Source data:

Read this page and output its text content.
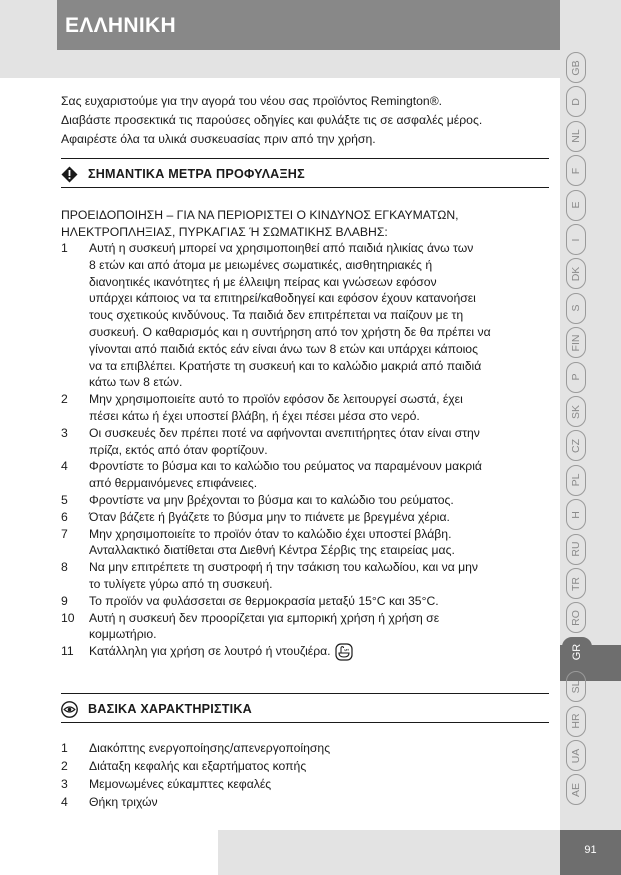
ΕΛΛΗΝΙΚΗ
GB
D
NL
F
E
I
DK
S
FIN
P
SK
CZ
PL
H
RU
TR
RO
GR
SL
HR
UA
AE

Σας ευχαριστούμε για την αγορά του νέου σας προϊόντος Remington®.

Διαβάστε προσεκτικά τις παρούσες οδηγίες και φυλάξτε τις σε ασφαλές μέρος.

Αφαιρέστε όλα τα υλικά συσκευασίας πριν από την χρήση.

ΣΗΜΑΝΤΙΚΑ ΜΕΤΡΑ ΠΡΟΦΥΛΑΞΗΣ

ΠΡΟΕΙΔΟΠΟΙΗΣΗ – ΓΙΑ ΝΑ ΠΕΡΙΟΡΙΣΤΕΙ Ο ΚΙΝΔΥΝΟΣ ΕΓΚΑΥΜΑΤΩΝ,

ΗΛΕΚΤΡΟΠΛΗΞΙΑΣ, ΠΥΡΚΑΓΙΑΣ Ή ΣΩΜΑΤΙΚΗΣ ΒΛΑΒΗΣ:

1	Αυτή η συσκευή μπορεί να χρησιμοποιηθεί από παιδιά ηλικίας άνω των
8 ετών και από άτομα με μειωμένες σωματικές, αισθητηριακές ή
διανοητικές ικανότητες ή με έλλειψη πείρας και γνώσεων εφόσον
υπάρχει κάποιος να τα επιτηρεί/καθοδηγεί και εφόσον έχουν κατανοήσει
τους σχετικούς κινδύνους. Τα παιδιά δεν επιτρέπεται να παίζουν με τη
συσκευή. Ο καθαρισμός και η συντήρηση από τον χρήστη δε θα πρέπει να
γίνονται από παιδιά εκτός εάν είναι άνω των 8 ετών και υπάρχει κάποιος
να τα επιβλέπει. Κρατήστε τη συσκευή και το καλώδιο μακριά από παιδιά
κάτω των 8 ετών.
2	Μην χρησιμοποιείτε αυτό το προϊόν εφόσον δε λειτουργεί σωστά, έχει
πέσει κάτω ή έχει υποστεί βλάβη, ή έχει πέσει μέσα στο νερό.
3	Οι συσκευές δεν πρέπει ποτέ να αφήνονται ανεπιτήρητες όταν είναι στην
πρίζα, εκτός από όταν φορτίζουν.
4	Φροντίστε το βύσμα και το καλώδιο του ρεύματος να παραμένουν μακριά
από θερμαινόμενες επιφάνειες.
5	Φροντίστε να μην βρέχονται το βύσμα και το καλώδιο του ρεύματος.
6	Όταν βάζετε ή βγάζετε το βύσμα μην το πιάνετε με βρεγμένα χέρια.
7	Μην χρησιμοποιείτε το προϊόν όταν το καλώδιο έχει υποστεί βλάβη.
Ανταλλακτικό διατίθεται στα Διεθνή Κέντρα Σέρβις της εταιρείας μας.
8	Να μην επιτρέπετε τη συστροφή ή την τσάκιση του καλωδίου, και να μην
το τυλίγετε γύρω από τη συσκευή.
9	Το προϊόν να φυλάσσεται σε θερμοκρασία μεταξύ 15°C και 35°C.
10	Αυτή η συσκευή δεν προορίζεται για εμπορική χρήση ή χρήση σε
κομμωτήριο.
11	Κατάλληλη για χρήση σε λουτρό ή ντουζιέρα.
ΒΑΣΙΚΑ ΧΑΡΑΚΤΗΡΙΣΤΙΚΑ
1	Διακόπτης ενεργοποίησης/απενεργοποίησης
2	Διάταξη κεφαλής και εξαρτήματος κοπής
3	Μεμονωμένες εύκαμπτες κεφαλές
4	Θήκη τριχών
91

Task objective:
Pull every line containing "έχει" from the data.

Answer to the task:
2	Μην χρησιμοποιείτε αυτό το προϊόν εφόσον δε λειτουργεί σωστά, έχει
πέσει κάτω ή έχει υποστεί βλάβη, ή έχει πέσει μέσα στο νερό.
7	Μην χρησιμοποιείτε το προϊόν όταν το καλώδιο έχει υποστεί βλάβη.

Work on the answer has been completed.